EXERCISE DIRECTIONS:
Which lines have the string "ooooone"? Copy all of them from the entries below.

* BEGIN PROVIDED ENTRIES *

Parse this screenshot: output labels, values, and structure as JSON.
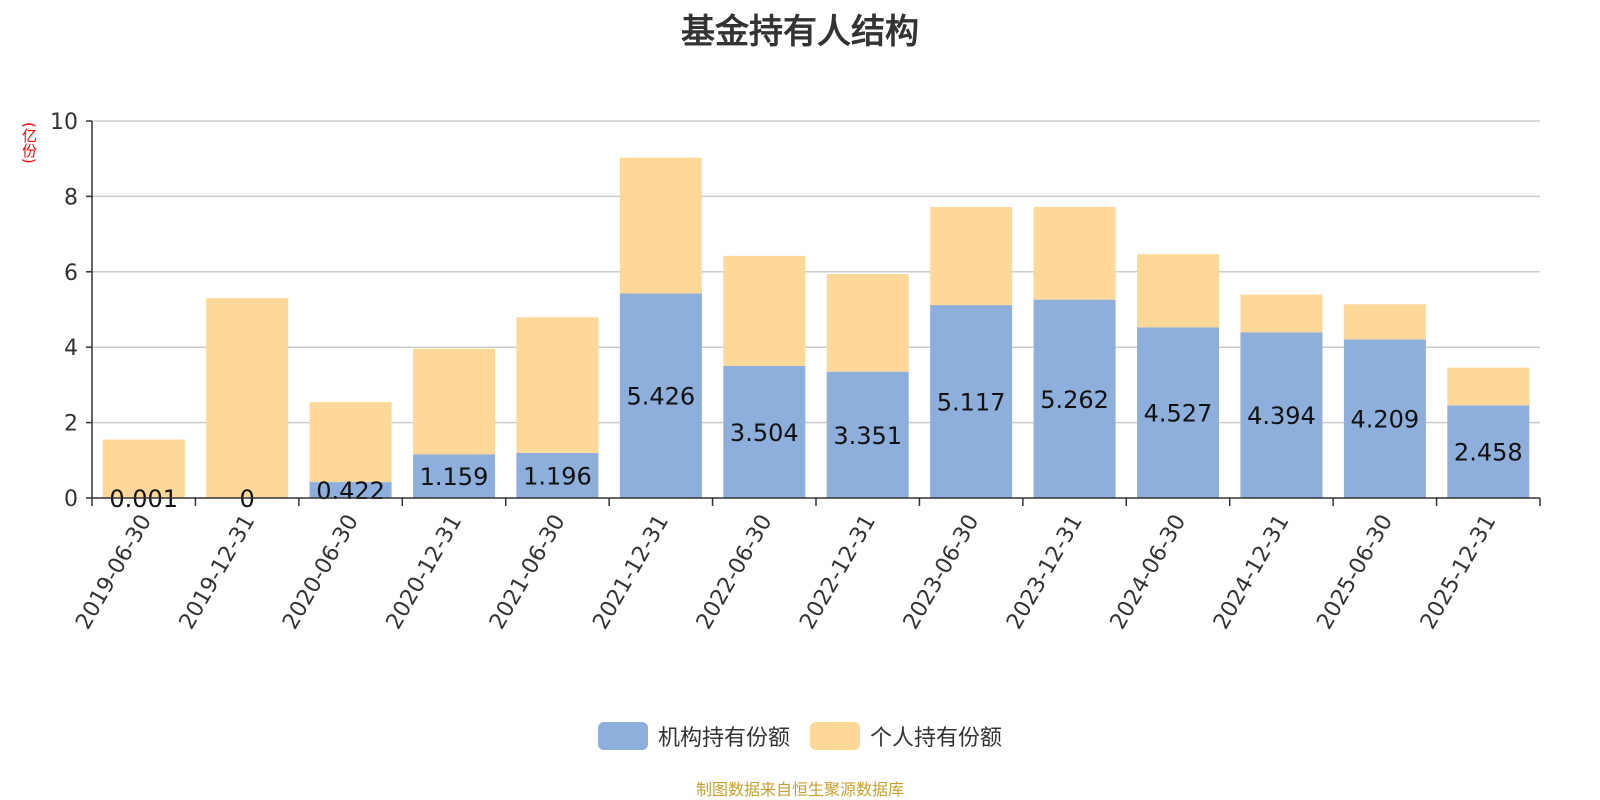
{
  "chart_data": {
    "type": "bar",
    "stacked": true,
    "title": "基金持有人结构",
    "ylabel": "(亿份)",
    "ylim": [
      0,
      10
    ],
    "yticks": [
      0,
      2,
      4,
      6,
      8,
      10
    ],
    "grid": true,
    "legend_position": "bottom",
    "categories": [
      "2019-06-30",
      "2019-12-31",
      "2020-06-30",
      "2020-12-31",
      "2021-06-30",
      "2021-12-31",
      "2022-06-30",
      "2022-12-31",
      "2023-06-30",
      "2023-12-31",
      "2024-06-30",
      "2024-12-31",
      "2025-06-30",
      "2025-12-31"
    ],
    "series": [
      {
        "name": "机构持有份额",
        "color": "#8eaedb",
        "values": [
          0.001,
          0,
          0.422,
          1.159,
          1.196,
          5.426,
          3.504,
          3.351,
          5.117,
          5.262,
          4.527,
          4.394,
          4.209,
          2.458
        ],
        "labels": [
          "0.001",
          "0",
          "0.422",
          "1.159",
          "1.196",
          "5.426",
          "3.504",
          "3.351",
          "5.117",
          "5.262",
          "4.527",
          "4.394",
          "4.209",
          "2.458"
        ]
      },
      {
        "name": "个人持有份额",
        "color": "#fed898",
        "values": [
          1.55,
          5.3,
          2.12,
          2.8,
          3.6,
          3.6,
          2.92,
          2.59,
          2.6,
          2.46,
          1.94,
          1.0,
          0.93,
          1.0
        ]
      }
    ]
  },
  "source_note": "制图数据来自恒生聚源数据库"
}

* END PROVIDED ENTRIES *
* BEGIN PROVIDED ENTRIES *

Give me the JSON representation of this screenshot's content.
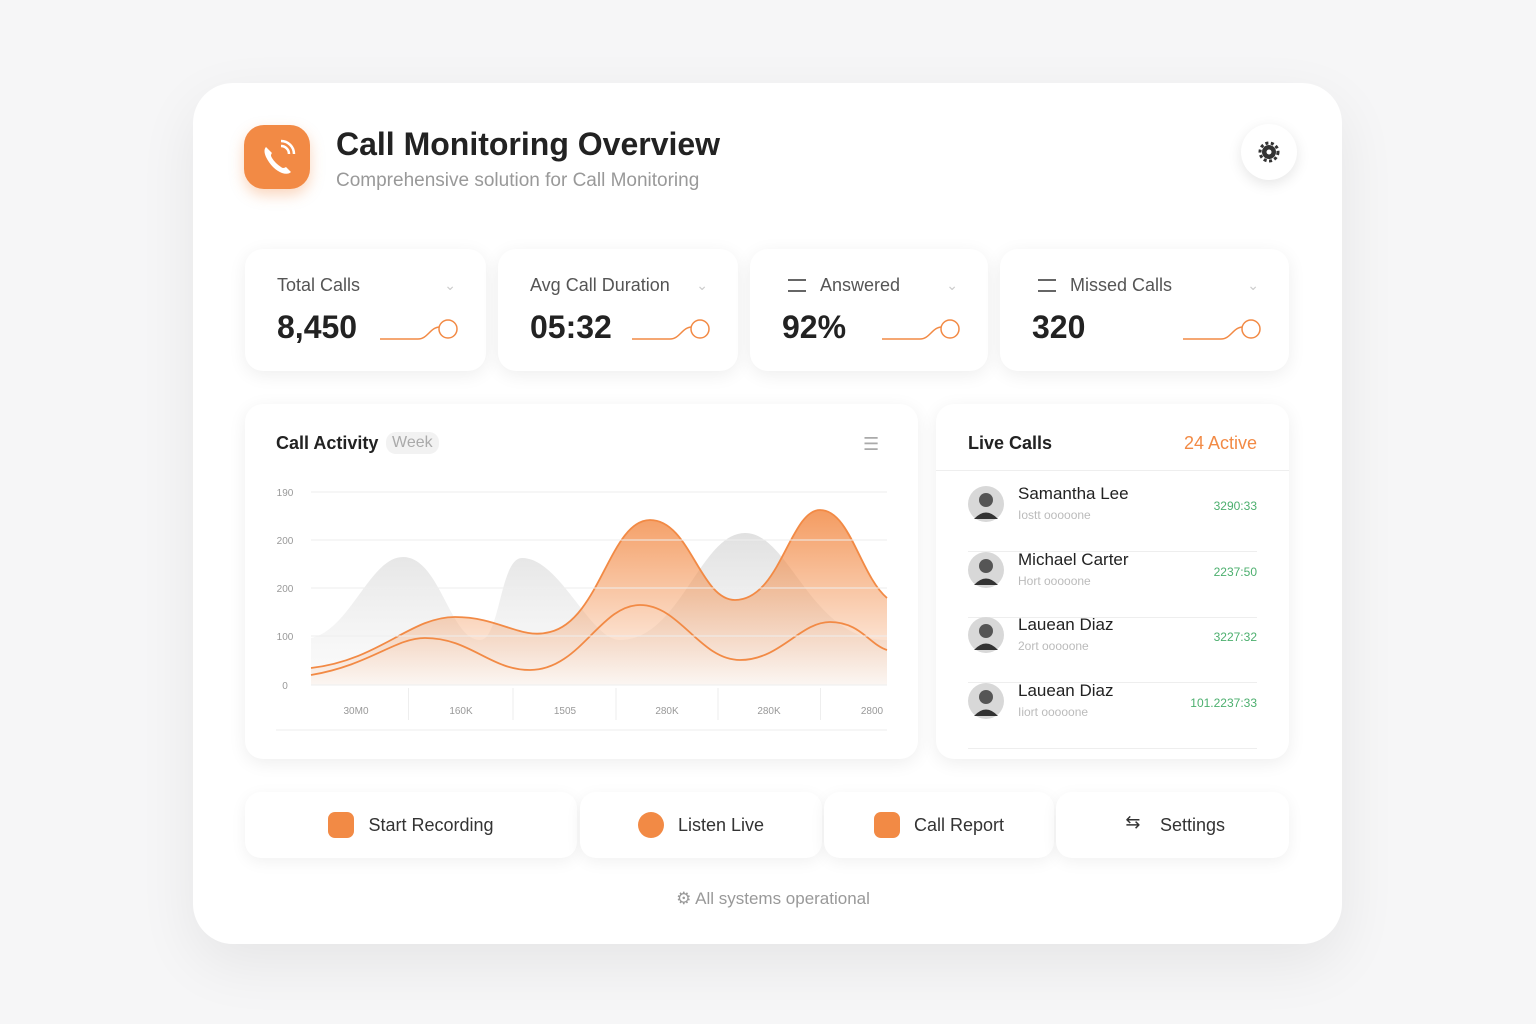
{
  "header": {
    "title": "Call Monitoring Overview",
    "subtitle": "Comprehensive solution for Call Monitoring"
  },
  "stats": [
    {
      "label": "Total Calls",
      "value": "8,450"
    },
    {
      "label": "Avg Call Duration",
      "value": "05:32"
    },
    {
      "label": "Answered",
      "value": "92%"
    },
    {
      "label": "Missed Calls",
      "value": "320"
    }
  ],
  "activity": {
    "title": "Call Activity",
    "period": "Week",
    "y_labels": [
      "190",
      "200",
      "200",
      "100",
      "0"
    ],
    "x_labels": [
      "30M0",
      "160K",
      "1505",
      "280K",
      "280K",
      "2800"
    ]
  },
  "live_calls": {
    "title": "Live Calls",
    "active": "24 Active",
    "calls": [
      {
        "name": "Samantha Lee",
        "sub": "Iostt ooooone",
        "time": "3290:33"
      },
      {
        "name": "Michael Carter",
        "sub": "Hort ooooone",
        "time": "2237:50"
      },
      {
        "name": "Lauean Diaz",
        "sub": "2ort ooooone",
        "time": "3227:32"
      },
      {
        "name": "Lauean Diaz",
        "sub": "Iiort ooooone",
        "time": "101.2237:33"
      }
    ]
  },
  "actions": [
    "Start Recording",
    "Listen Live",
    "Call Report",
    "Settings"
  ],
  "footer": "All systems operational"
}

* END PROVIDED ENTRIES *
* BEGIN PROVIDED ENTRIES *

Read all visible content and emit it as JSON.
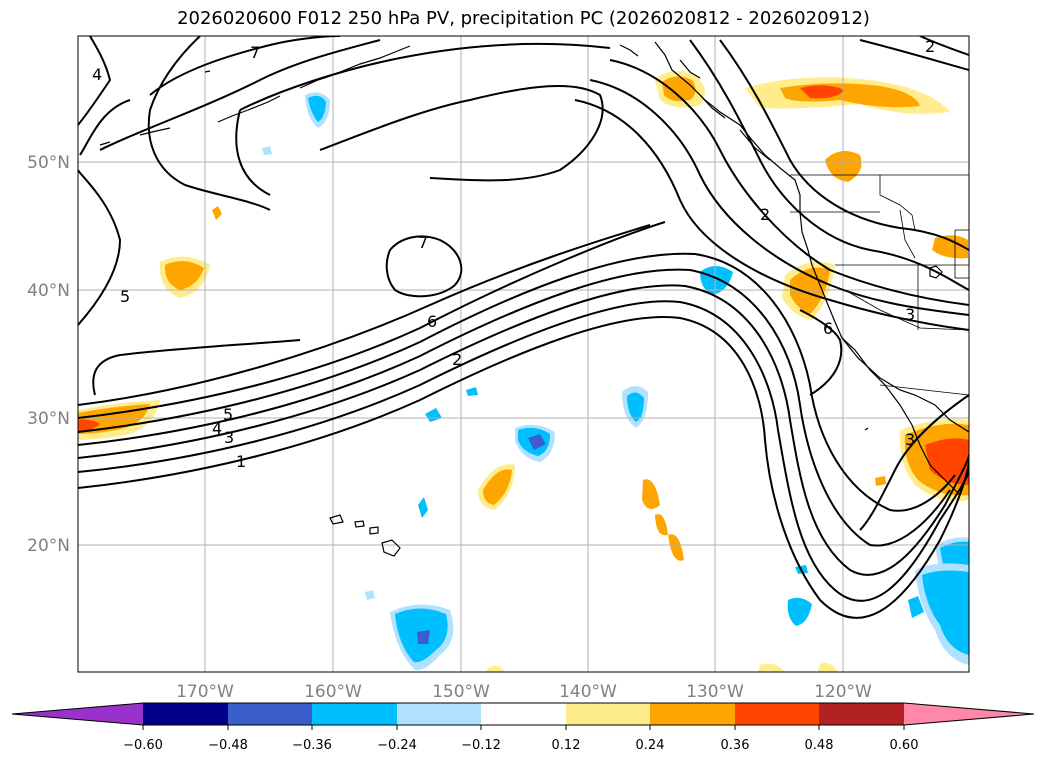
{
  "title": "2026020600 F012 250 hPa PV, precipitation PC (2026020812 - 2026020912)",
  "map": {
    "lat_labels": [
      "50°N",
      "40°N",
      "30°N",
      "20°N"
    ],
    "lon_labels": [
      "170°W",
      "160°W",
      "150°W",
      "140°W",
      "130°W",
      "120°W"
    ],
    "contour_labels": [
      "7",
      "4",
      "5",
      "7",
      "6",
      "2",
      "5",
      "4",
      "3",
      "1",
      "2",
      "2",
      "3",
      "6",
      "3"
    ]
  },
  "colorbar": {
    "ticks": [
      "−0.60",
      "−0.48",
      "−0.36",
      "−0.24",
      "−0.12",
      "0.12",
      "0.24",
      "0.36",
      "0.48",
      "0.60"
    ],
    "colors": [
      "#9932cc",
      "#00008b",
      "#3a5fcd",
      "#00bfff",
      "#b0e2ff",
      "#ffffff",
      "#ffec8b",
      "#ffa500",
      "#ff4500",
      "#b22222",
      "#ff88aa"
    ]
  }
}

* END PROVIDED ENTRIES *

WRITTEN ANSWER:
        "sub": "Iostt ooooone",
        "sub": "Hort ooooone",
        "sub": "2ort ooooone",
        "sub": "Iiort ooooone",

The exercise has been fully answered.